The exercise
Output the entries verbatim, including every line.

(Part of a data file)
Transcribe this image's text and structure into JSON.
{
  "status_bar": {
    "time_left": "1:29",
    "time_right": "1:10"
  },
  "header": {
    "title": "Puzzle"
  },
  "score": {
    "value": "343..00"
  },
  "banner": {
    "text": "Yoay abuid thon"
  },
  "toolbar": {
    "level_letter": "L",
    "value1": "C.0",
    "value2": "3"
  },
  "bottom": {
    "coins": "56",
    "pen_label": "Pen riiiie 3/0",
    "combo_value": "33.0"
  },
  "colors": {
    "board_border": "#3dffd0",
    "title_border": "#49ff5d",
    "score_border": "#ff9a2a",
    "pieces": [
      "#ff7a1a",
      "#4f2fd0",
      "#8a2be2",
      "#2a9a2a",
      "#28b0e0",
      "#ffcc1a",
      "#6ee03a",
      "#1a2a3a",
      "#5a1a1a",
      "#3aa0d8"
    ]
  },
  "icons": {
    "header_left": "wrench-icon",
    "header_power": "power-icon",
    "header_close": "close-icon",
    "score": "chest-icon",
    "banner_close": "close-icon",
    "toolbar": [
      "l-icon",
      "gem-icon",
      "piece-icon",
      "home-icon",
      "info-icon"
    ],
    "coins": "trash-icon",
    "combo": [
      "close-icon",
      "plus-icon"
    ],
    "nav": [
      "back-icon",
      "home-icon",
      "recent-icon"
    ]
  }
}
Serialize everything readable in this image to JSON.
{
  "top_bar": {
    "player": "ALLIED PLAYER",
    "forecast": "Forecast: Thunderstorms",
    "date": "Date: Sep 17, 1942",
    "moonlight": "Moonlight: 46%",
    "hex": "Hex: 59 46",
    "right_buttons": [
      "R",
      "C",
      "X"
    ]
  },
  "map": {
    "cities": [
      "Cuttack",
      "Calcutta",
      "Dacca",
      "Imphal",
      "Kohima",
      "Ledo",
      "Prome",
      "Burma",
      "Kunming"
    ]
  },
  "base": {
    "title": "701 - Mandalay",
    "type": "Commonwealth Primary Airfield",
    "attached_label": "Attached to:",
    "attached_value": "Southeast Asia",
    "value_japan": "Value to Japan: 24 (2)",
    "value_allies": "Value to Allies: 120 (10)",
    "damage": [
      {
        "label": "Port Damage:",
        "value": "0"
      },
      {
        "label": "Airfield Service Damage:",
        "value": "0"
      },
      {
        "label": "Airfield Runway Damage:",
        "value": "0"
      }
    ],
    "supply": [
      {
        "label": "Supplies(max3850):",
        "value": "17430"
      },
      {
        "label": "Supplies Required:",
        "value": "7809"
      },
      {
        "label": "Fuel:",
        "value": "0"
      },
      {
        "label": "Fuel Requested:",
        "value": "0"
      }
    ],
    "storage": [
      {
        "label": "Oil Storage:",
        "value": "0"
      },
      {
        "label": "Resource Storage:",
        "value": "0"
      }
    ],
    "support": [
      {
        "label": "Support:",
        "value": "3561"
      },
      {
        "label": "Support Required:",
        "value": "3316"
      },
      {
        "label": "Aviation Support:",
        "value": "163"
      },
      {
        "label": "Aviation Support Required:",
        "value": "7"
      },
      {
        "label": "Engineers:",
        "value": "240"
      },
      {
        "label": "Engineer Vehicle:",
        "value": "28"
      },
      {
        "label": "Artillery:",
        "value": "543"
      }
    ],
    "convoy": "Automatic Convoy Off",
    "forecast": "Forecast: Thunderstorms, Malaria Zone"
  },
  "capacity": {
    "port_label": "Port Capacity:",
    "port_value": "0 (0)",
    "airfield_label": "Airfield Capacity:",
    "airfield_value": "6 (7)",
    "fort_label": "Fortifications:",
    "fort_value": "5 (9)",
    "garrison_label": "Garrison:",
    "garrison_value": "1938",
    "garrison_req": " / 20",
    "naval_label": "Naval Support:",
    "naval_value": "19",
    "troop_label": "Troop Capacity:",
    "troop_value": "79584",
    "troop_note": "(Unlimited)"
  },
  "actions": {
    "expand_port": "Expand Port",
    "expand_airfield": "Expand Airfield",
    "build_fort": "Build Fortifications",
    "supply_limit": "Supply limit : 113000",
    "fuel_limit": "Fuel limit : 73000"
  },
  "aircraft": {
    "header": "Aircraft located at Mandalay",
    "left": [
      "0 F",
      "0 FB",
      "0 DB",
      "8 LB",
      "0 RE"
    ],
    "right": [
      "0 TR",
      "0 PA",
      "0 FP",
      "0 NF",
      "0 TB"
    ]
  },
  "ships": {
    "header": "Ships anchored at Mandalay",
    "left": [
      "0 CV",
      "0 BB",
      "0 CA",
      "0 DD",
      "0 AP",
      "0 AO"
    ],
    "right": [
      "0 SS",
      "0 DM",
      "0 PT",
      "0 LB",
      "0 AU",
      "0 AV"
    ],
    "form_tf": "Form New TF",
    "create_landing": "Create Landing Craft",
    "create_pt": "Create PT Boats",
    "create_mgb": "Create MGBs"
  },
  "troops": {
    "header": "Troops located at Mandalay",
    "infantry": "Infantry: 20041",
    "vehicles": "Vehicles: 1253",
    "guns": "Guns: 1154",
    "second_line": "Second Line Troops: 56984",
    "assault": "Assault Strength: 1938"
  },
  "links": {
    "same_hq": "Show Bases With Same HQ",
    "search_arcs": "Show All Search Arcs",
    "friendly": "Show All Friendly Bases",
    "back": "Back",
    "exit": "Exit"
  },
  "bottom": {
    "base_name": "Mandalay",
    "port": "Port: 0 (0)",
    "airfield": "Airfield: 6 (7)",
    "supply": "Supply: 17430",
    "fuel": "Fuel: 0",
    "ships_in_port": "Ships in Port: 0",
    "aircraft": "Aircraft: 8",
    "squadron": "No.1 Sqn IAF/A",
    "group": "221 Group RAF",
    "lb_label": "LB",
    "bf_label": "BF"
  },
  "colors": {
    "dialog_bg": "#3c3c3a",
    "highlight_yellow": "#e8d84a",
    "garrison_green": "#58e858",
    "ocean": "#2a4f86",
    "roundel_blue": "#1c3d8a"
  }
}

Final answer
Transcribe this image's text and structure into JSON.
{
  "status_bar": {
    "time_left": "1:29",
    "time_right": "1:10"
  },
  "header": {
    "title": "Puzzle"
  },
  "score": {
    "value": "343..00"
  },
  "banner": {
    "text": "Yoay abuid thon"
  },
  "toolbar": {
    "level_letter": "L",
    "value1": "C.0",
    "value2": "3"
  },
  "bottom": {
    "coins": "56",
    "pen_label": "Pen riiiie 3/0",
    "combo_value": "33.0"
  },
  "colors": {
    "board_border": "#3dffd0",
    "title_border": "#49ff5d",
    "score_border": "#ff9a2a",
    "pieces": [
      "#ff7a1a",
      "#4f2fd0",
      "#8a2be2",
      "#2a9a2a",
      "#28b0e0",
      "#ffcc1a",
      "#6ee03a",
      "#1a2a3a",
      "#5a1a1a",
      "#3aa0d8"
    ]
  },
  "icons": {
    "header_left": "wrench-icon",
    "header_power": "power-icon",
    "header_close": "close-icon",
    "score": "chest-icon",
    "banner_close": "close-icon",
    "toolbar": [
      "l-icon",
      "gem-icon",
      "piece-icon",
      "home-icon",
      "info-icon"
    ],
    "coins": "trash-icon",
    "combo": [
      "close-icon",
      "plus-icon"
    ],
    "nav": [
      "back-icon",
      "home-icon",
      "recent-icon"
    ]
  }
}
Serialize everything readable in this image to JSON.
{
  "top_bar": {
    "player": "ALLIED PLAYER",
    "forecast": "Forecast: Thunderstorms",
    "date": "Date: Sep 17, 1942",
    "moonlight": "Moonlight: 46%",
    "hex": "Hex: 59 46",
    "right_buttons": [
      "R",
      "C",
      "X"
    ]
  },
  "map": {
    "cities": [
      "Cuttack",
      "Calcutta",
      "Dacca",
      "Imphal",
      "Kohima",
      "Ledo",
      "Prome",
      "Burma",
      "Kunming"
    ]
  },
  "base": {
    "title": "701 - Mandalay",
    "type": "Commonwealth Primary Airfield",
    "attached_label": "Attached to:",
    "attached_value": "Southeast Asia",
    "value_japan": "Value to Japan: 24 (2)",
    "value_allies": "Value to Allies: 120 (10)",
    "damage": [
      {
        "label": "Port Damage:",
        "value": "0"
      },
      {
        "label": "Airfield Service Damage:",
        "value": "0"
      },
      {
        "label": "Airfield Runway Damage:",
        "value": "0"
      }
    ],
    "supply": [
      {
        "label": "Supplies(max3850):",
        "value": "17430"
      },
      {
        "label": "Supplies Required:",
        "value": "7809"
      },
      {
        "label": "Fuel:",
        "value": "0"
      },
      {
        "label": "Fuel Requested:",
        "value": "0"
      }
    ],
    "storage": [
      {
        "label": "Oil Storage:",
        "value": "0"
      },
      {
        "label": "Resource Storage:",
        "value": "0"
      }
    ],
    "support": [
      {
        "label": "Support:",
        "value": "3561"
      },
      {
        "label": "Support Required:",
        "value": "3316"
      },
      {
        "label": "Aviation Support:",
        "value": "163"
      },
      {
        "label": "Aviation Support Required:",
        "value": "7"
      },
      {
        "label": "Engineers:",
        "value": "240"
      },
      {
        "label": "Engineer Vehicle:",
        "value": "28"
      },
      {
        "label": "Artillery:",
        "value": "543"
      }
    ],
    "convoy": "Automatic Convoy Off",
    "forecast": "Forecast: Thunderstorms, Malaria Zone"
  },
  "capacity": {
    "port_label": "Port Capacity:",
    "port_value": "0 (0)",
    "airfield_label": "Airfield Capacity:",
    "airfield_value": "6 (7)",
    "fort_label": "Fortifications:",
    "fort_value": "5 (9)",
    "garrison_label": "Garrison:",
    "garrison_value": "1938",
    "garrison_req": " / 20",
    "naval_label": "Naval Support:",
    "naval_value": "19",
    "troop_label": "Troop Capacity:",
    "troop_value": "79584",
    "troop_note": "(Unlimited)"
  },
  "actions": {
    "expand_port": "Expand Port",
    "expand_airfield": "Expand Airfield",
    "build_fort": "Build Fortifications",
    "supply_limit": "Supply limit : 113000",
    "fuel_limit": "Fuel limit : 73000"
  },
  "aircraft": {
    "header": "Aircraft located at Mandalay",
    "left": [
      "0 F",
      "0 FB",
      "0 DB",
      "8 LB",
      "0 RE"
    ],
    "right": [
      "0 TR",
      "0 PA",
      "0 FP",
      "0 NF",
      "0 TB"
    ]
  },
  "ships": {
    "header": "Ships anchored at Mandalay",
    "left": [
      "0 CV",
      "0 BB",
      "0 CA",
      "0 DD",
      "0 AP",
      "0 AO"
    ],
    "right": [
      "0 SS",
      "0 DM",
      "0 PT",
      "0 LB",
      "0 AU",
      "0 AV"
    ],
    "form_tf": "Form New TF",
    "create_landing": "Create Landing Craft",
    "create_pt": "Create PT Boats",
    "create_mgb": "Create MGBs"
  },
  "troops": {
    "header": "Troops located at Mandalay",
    "infantry": "Infantry: 20041",
    "vehicles": "Vehicles: 1253",
    "guns": "Guns: 1154",
    "second_line": "Second Line Troops: 56984",
    "assault": "Assault Strength: 1938"
  },
  "links": {
    "same_hq": "Show Bases With Same HQ",
    "search_arcs": "Show All Search Arcs",
    "friendly": "Show All Friendly Bases",
    "back": "Back",
    "exit": "Exit"
  },
  "bottom": {
    "base_name": "Mandalay",
    "port": "Port: 0 (0)",
    "airfield": "Airfield: 6 (7)",
    "supply": "Supply: 17430",
    "fuel": "Fuel: 0",
    "ships_in_port": "Ships in Port: 0",
    "aircraft": "Aircraft: 8",
    "squadron": "No.1 Sqn IAF/A",
    "group": "221 Group RAF",
    "lb_label": "LB",
    "bf_label": "BF"
  },
  "colors": {
    "dialog_bg": "#3c3c3a",
    "highlight_yellow": "#e8d84a",
    "garrison_green": "#58e858",
    "ocean": "#2a4f86",
    "roundel_blue": "#1c3d8a"
  }
}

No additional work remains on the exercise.